**Extracted material**
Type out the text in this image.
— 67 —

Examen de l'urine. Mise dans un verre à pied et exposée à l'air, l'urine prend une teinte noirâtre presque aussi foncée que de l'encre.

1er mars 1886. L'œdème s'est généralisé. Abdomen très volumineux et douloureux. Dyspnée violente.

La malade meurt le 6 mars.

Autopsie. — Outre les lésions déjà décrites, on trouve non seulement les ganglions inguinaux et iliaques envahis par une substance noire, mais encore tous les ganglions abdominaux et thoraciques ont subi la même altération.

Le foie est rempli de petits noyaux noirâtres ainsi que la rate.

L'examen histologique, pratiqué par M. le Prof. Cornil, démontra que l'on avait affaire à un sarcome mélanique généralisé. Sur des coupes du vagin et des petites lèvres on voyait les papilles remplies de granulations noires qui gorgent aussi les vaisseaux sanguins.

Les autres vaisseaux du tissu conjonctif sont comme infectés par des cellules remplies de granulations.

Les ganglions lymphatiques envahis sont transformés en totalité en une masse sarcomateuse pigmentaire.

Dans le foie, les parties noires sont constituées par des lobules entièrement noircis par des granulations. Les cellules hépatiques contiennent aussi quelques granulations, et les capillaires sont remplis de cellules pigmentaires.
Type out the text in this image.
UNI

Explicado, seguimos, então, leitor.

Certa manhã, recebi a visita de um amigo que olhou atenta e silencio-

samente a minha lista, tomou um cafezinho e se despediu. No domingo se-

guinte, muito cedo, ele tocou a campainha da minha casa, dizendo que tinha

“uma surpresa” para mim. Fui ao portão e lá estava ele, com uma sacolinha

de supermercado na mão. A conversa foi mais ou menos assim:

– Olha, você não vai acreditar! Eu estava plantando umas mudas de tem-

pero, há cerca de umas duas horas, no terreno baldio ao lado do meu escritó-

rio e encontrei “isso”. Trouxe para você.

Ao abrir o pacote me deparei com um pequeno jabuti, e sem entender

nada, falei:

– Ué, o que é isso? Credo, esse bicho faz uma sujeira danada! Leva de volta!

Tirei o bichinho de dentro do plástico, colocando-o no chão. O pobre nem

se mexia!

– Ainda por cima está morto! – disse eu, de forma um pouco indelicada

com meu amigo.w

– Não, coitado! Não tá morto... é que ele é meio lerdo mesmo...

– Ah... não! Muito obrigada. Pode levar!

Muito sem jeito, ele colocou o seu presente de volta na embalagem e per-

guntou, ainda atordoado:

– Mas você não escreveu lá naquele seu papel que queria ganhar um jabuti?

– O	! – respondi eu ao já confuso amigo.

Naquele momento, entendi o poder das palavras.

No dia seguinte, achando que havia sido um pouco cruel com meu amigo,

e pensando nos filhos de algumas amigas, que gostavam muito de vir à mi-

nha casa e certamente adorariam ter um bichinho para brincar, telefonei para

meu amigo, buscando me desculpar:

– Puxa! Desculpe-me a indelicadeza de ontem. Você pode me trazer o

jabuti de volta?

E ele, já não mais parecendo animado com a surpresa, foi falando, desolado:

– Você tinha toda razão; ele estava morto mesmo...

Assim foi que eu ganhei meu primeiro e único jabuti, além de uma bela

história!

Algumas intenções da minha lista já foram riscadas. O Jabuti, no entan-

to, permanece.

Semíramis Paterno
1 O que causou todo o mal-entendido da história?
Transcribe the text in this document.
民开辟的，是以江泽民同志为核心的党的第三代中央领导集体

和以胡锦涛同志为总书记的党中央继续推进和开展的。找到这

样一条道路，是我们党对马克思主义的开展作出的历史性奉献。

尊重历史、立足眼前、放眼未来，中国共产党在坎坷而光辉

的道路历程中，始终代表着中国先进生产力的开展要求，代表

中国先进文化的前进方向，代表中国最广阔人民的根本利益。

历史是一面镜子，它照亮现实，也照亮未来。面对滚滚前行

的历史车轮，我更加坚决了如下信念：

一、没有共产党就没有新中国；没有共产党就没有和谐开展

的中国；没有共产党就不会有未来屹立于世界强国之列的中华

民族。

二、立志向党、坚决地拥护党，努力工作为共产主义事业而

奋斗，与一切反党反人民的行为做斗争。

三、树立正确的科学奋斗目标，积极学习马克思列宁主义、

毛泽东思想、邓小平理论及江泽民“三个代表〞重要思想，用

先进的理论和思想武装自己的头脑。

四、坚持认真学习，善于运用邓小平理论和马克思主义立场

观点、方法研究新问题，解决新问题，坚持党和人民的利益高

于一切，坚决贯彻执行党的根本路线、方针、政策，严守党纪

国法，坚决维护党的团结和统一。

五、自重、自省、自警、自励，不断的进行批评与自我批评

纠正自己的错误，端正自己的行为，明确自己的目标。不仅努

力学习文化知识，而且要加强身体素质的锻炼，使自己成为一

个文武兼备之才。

**Your objective**
Every record above should be output exactly.

**Result of this exercise**
Type out the text in this image.
— 67 —

Examen de l'urine. Mise dans un verre à pied et exposée à l'air, l'urine prend une teinte noirâtre presque aussi foncée que de l'encre.

1er mars 1886. L'œdème s'est généralisé. Abdomen très volumineux et douloureux. Dyspnée violente.

La malade meurt le 6 mars.

Autopsie. — Outre les lésions déjà décrites, on trouve non seulement les ganglions inguinaux et iliaques envahis par une substance noire, mais encore tous les ganglions abdominaux et thoraciques ont subi la même altération.

Le foie est rempli de petits noyaux noirâtres ainsi que la rate.

L'examen histologique, pratiqué par M. le Prof. Cornil, démontra que l'on avait affaire à un sarcome mélanique généralisé. Sur des coupes du vagin et des petites lèvres on voyait les papilles remplies de granulations noires qui gorgent aussi les vaisseaux sanguins.

Les autres vaisseaux du tissu conjonctif sont comme infectés par des cellules remplies de granulations.

Les ganglions lymphatiques envahis sont transformés en totalité en une masse sarcomateuse pigmentaire.

Dans le foie, les parties noires sont constituées par des lobules entièrement noircis par des granulations. Les cellules hépatiques contiennent aussi quelques granulations, et les capillaires sont remplis de cellules pigmentaires.
Type out the text in this image.
UNI

Explicado, seguimos, então, leitor.

Certa manhã, recebi a visita de um amigo que olhou atenta e silencio-

samente a minha lista, tomou um cafezinho e se despediu. No domingo se-

guinte, muito cedo, ele tocou a campainha da minha casa, dizendo que tinha

“uma surpresa” para mim. Fui ao portão e lá estava ele, com uma sacolinha

de supermercado na mão. A conversa foi mais ou menos assim:

– Olha, você não vai acreditar! Eu estava plantando umas mudas de tem-

pero, há cerca de umas duas horas, no terreno baldio ao lado do meu escritó-

rio e encontrei “isso”. Trouxe para você.

Ao abrir o pacote me deparei com um pequeno jabuti, e sem entender

nada, falei:

– Ué, o que é isso? Credo, esse bicho faz uma sujeira danada! Leva de volta!

Tirei o bichinho de dentro do plástico, colocando-o no chão. O pobre nem

se mexia!

– Ainda por cima está morto! – disse eu, de forma um pouco indelicada

com meu amigo.w

– Não, coitado! Não tá morto... é que ele é meio lerdo mesmo...

– Ah... não! Muito obrigada. Pode levar!

Muito sem jeito, ele colocou o seu presente de volta na embalagem e per-

guntou, ainda atordoado:

– Mas você não escreveu lá naquele seu papel que queria ganhar um jabuti?

– O	! – respondi eu ao já confuso amigo.

Naquele momento, entendi o poder das palavras.

No dia seguinte, achando que havia sido um pouco cruel com meu amigo,

e pensando nos filhos de algumas amigas, que gostavam muito de vir à mi-

nha casa e certamente adorariam ter um bichinho para brincar, telefonei para

meu amigo, buscando me desculpar:

– Puxa! Desculpe-me a indelicadeza de ontem. Você pode me trazer o

jabuti de volta?

E ele, já não mais parecendo animado com a surpresa, foi falando, desolado:

– Você tinha toda razão; ele estava morto mesmo...

Assim foi que eu ganhei meu primeiro e único jabuti, além de uma bela

história!

Algumas intenções da minha lista já foram riscadas. O Jabuti, no entan-

to, permanece.

Semíramis Paterno
1 O que causou todo o mal-entendido da história?
Transcribe the text in this document.
民开辟的，是以江泽民同志为核心的党的第三代中央领导集体

和以胡锦涛同志为总书记的党中央继续推进和开展的。找到这

样一条道路，是我们党对马克思主义的开展作出的历史性奉献。

尊重历史、立足眼前、放眼未来，中国共产党在坎坷而光辉

的道路历程中，始终代表着中国先进生产力的开展要求，代表

中国先进文化的前进方向，代表中国最广阔人民的根本利益。

历史是一面镜子，它照亮现实，也照亮未来。面对滚滚前行

的历史车轮，我更加坚决了如下信念：

一、没有共产党就没有新中国；没有共产党就没有和谐开展

的中国；没有共产党就不会有未来屹立于世界强国之列的中华

民族。

二、立志向党、坚决地拥护党，努力工作为共产主义事业而

奋斗，与一切反党反人民的行为做斗争。

三、树立正确的科学奋斗目标，积极学习马克思列宁主义、

毛泽东思想、邓小平理论及江泽民“三个代表〞重要思想，用

先进的理论和思想武装自己的头脑。

四、坚持认真学习，善于运用邓小平理论和马克思主义立场

观点、方法研究新问题，解决新问题，坚持党和人民的利益高

于一切，坚决贯彻执行党的根本路线、方针、政策，严守党纪

国法，坚决维护党的团结和统一。

五、自重、自省、自警、自励，不断的进行批评与自我批评

纠正自己的错误，端正自己的行为，明确自己的目标。不仅努

力学习文化知识，而且要加强身体素质的锻炼，使自己成为一

个文武兼备之才。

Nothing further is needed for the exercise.